### MATERIAL PROVIDED
▶

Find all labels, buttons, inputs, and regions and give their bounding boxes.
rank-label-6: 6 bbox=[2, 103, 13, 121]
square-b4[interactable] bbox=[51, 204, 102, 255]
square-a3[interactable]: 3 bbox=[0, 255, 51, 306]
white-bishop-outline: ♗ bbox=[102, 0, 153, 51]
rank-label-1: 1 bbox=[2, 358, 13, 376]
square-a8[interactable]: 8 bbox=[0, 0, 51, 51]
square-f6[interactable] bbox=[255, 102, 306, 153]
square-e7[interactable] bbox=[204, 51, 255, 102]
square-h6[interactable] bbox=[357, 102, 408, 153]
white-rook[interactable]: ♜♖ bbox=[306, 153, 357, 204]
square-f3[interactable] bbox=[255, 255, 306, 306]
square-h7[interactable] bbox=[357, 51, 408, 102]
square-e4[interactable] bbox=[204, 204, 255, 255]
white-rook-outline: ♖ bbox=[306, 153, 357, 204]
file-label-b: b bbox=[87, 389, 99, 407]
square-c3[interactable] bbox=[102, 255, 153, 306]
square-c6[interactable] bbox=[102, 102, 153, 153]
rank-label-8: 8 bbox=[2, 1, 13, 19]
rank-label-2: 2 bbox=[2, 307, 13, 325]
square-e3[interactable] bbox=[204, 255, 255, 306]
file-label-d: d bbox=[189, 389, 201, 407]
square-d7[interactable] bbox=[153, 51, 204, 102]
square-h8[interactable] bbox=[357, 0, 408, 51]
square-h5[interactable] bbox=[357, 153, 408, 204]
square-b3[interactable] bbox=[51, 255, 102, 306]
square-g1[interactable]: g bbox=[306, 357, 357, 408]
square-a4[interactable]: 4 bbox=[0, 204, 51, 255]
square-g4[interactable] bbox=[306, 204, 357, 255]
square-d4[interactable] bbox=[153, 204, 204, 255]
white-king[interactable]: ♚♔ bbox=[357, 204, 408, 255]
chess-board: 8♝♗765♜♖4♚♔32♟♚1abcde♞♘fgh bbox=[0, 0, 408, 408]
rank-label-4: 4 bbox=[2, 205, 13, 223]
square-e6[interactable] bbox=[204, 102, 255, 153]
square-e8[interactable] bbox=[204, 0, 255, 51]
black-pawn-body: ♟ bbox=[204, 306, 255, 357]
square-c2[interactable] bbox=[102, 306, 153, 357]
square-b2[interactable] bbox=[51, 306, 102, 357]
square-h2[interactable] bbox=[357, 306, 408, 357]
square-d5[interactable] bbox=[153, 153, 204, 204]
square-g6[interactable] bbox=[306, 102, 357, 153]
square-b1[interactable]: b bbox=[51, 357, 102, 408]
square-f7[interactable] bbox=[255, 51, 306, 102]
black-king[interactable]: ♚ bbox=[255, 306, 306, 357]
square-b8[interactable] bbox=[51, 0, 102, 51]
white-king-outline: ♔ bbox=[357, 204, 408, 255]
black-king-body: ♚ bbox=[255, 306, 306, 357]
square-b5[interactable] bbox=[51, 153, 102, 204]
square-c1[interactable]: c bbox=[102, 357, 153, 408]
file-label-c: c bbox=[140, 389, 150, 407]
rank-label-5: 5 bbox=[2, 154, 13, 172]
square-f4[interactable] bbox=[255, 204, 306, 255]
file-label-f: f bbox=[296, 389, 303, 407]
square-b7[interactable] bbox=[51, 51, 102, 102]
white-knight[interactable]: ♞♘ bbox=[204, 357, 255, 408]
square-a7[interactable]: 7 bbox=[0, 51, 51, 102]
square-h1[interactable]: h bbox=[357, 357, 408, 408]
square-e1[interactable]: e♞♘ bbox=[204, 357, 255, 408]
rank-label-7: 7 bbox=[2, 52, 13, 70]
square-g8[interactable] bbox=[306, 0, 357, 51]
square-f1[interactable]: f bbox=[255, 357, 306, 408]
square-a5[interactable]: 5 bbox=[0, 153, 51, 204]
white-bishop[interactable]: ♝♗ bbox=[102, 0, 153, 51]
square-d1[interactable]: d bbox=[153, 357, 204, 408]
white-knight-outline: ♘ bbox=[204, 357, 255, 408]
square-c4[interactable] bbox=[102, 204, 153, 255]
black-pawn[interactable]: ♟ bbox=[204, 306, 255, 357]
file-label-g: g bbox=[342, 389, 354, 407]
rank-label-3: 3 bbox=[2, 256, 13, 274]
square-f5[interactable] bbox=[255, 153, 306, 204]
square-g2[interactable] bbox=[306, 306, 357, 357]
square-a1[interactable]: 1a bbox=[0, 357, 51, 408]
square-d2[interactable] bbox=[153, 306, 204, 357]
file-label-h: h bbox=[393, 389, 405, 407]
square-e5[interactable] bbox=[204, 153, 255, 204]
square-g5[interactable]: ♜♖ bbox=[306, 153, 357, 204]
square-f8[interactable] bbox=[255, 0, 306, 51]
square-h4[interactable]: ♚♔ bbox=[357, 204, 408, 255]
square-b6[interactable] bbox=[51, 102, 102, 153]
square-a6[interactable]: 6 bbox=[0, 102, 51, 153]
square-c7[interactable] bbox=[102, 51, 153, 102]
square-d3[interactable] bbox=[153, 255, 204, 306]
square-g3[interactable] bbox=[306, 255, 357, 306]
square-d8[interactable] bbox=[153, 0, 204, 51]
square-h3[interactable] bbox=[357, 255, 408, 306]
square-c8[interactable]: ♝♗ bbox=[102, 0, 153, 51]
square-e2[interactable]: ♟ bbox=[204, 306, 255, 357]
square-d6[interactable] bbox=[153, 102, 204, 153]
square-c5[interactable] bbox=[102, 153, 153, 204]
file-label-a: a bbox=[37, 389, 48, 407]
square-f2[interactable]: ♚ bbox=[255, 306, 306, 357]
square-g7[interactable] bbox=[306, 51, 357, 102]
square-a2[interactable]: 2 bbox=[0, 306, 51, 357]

◀

### REQUIREMENTS
Reproduce the listing with each "interactable" changed to "clickable" and every other character left unchanged.

### FINAL RESULT
Find all labels, buttons, inputs, and regions and give their bounding boxes.
rank-label-6: 6 bbox=[2, 103, 13, 121]
square-b4[clickable] bbox=[51, 204, 102, 255]
square-a3[clickable]: 3 bbox=[0, 255, 51, 306]
white-bishop-outline: ♗ bbox=[102, 0, 153, 51]
rank-label-1: 1 bbox=[2, 358, 13, 376]
square-a8[clickable]: 8 bbox=[0, 0, 51, 51]
square-f6[clickable] bbox=[255, 102, 306, 153]
square-e7[clickable] bbox=[204, 51, 255, 102]
square-h6[clickable] bbox=[357, 102, 408, 153]
white-rook[clickable]: ♜♖ bbox=[306, 153, 357, 204]
square-f3[clickable] bbox=[255, 255, 306, 306]
square-h7[clickable] bbox=[357, 51, 408, 102]
square-e4[clickable] bbox=[204, 204, 255, 255]
white-rook-outline: ♖ bbox=[306, 153, 357, 204]
file-label-b: b bbox=[87, 389, 99, 407]
square-c3[clickable] bbox=[102, 255, 153, 306]
square-c6[clickable] bbox=[102, 102, 153, 153]
rank-label-8: 8 bbox=[2, 1, 13, 19]
rank-label-2: 2 bbox=[2, 307, 13, 325]
square-e3[clickable] bbox=[204, 255, 255, 306]
file-label-d: d bbox=[189, 389, 201, 407]
square-d7[clickable] bbox=[153, 51, 204, 102]
square-h8[clickable] bbox=[357, 0, 408, 51]
square-h5[clickable] bbox=[357, 153, 408, 204]
square-b3[clickable] bbox=[51, 255, 102, 306]
square-g1[clickable]: g bbox=[306, 357, 357, 408]
square-a4[clickable]: 4 bbox=[0, 204, 51, 255]
square-g4[clickable] bbox=[306, 204, 357, 255]
square-d4[clickable] bbox=[153, 204, 204, 255]
white-king[clickable]: ♚♔ bbox=[357, 204, 408, 255]
chess-board: 8♝♗765♜♖4♚♔32♟♚1abcde♞♘fgh bbox=[0, 0, 408, 408]
rank-label-4: 4 bbox=[2, 205, 13, 223]
square-e6[clickable] bbox=[204, 102, 255, 153]
square-e8[clickable] bbox=[204, 0, 255, 51]
black-pawn-body: ♟ bbox=[204, 306, 255, 357]
square-c2[clickable] bbox=[102, 306, 153, 357]
square-b2[clickable] bbox=[51, 306, 102, 357]
square-h2[clickable] bbox=[357, 306, 408, 357]
square-d5[clickable] bbox=[153, 153, 204, 204]
square-g6[clickable] bbox=[306, 102, 357, 153]
square-b1[clickable]: b bbox=[51, 357, 102, 408]
square-f7[clickable] bbox=[255, 51, 306, 102]
black-king[clickable]: ♚ bbox=[255, 306, 306, 357]
square-b8[clickable] bbox=[51, 0, 102, 51]
white-king-outline: ♔ bbox=[357, 204, 408, 255]
black-king-body: ♚ bbox=[255, 306, 306, 357]
square-b5[clickable] bbox=[51, 153, 102, 204]
square-c1[clickable]: c bbox=[102, 357, 153, 408]
file-label-c: c bbox=[140, 389, 150, 407]
rank-label-5: 5 bbox=[2, 154, 13, 172]
square-f4[clickable] bbox=[255, 204, 306, 255]
file-label-f: f bbox=[296, 389, 303, 407]
square-b7[clickable] bbox=[51, 51, 102, 102]
white-knight[clickable]: ♞♘ bbox=[204, 357, 255, 408]
square-a7[clickable]: 7 bbox=[0, 51, 51, 102]
square-h1[clickable]: h bbox=[357, 357, 408, 408]
square-e1[clickable]: e♞♘ bbox=[204, 357, 255, 408]
rank-label-7: 7 bbox=[2, 52, 13, 70]
square-g8[clickable] bbox=[306, 0, 357, 51]
square-f1[clickable]: f bbox=[255, 357, 306, 408]
square-a5[clickable]: 5 bbox=[0, 153, 51, 204]
white-bishop[clickable]: ♝♗ bbox=[102, 0, 153, 51]
square-d1[clickable]: d bbox=[153, 357, 204, 408]
white-knight-outline: ♘ bbox=[204, 357, 255, 408]
square-c4[clickable] bbox=[102, 204, 153, 255]
black-pawn[clickable]: ♟ bbox=[204, 306, 255, 357]
file-label-g: g bbox=[342, 389, 354, 407]
rank-label-3: 3 bbox=[2, 256, 13, 274]
square-f5[clickable] bbox=[255, 153, 306, 204]
square-g2[clickable] bbox=[306, 306, 357, 357]
square-a1[clickable]: 1a bbox=[0, 357, 51, 408]
square-d2[clickable] bbox=[153, 306, 204, 357]
file-label-h: h bbox=[393, 389, 405, 407]
square-e5[clickable] bbox=[204, 153, 255, 204]
square-g5[clickable]: ♜♖ bbox=[306, 153, 357, 204]
square-f8[clickable] bbox=[255, 0, 306, 51]
square-h4[clickable]: ♚♔ bbox=[357, 204, 408, 255]
square-b6[clickable] bbox=[51, 102, 102, 153]
square-a6[clickable]: 6 bbox=[0, 102, 51, 153]
square-c7[clickable] bbox=[102, 51, 153, 102]
square-d3[clickable] bbox=[153, 255, 204, 306]
square-g3[clickable] bbox=[306, 255, 357, 306]
square-d8[clickable] bbox=[153, 0, 204, 51]
square-h3[clickable] bbox=[357, 255, 408, 306]
square-c8[clickable]: ♝♗ bbox=[102, 0, 153, 51]
square-e2[clickable]: ♟ bbox=[204, 306, 255, 357]
square-d6[clickable] bbox=[153, 102, 204, 153]
square-c5[clickable] bbox=[102, 153, 153, 204]
file-label-a: a bbox=[37, 389, 48, 407]
square-f2[clickable]: ♚ bbox=[255, 306, 306, 357]
square-g7[clickable] bbox=[306, 51, 357, 102]
square-a2[clickable]: 2 bbox=[0, 306, 51, 357]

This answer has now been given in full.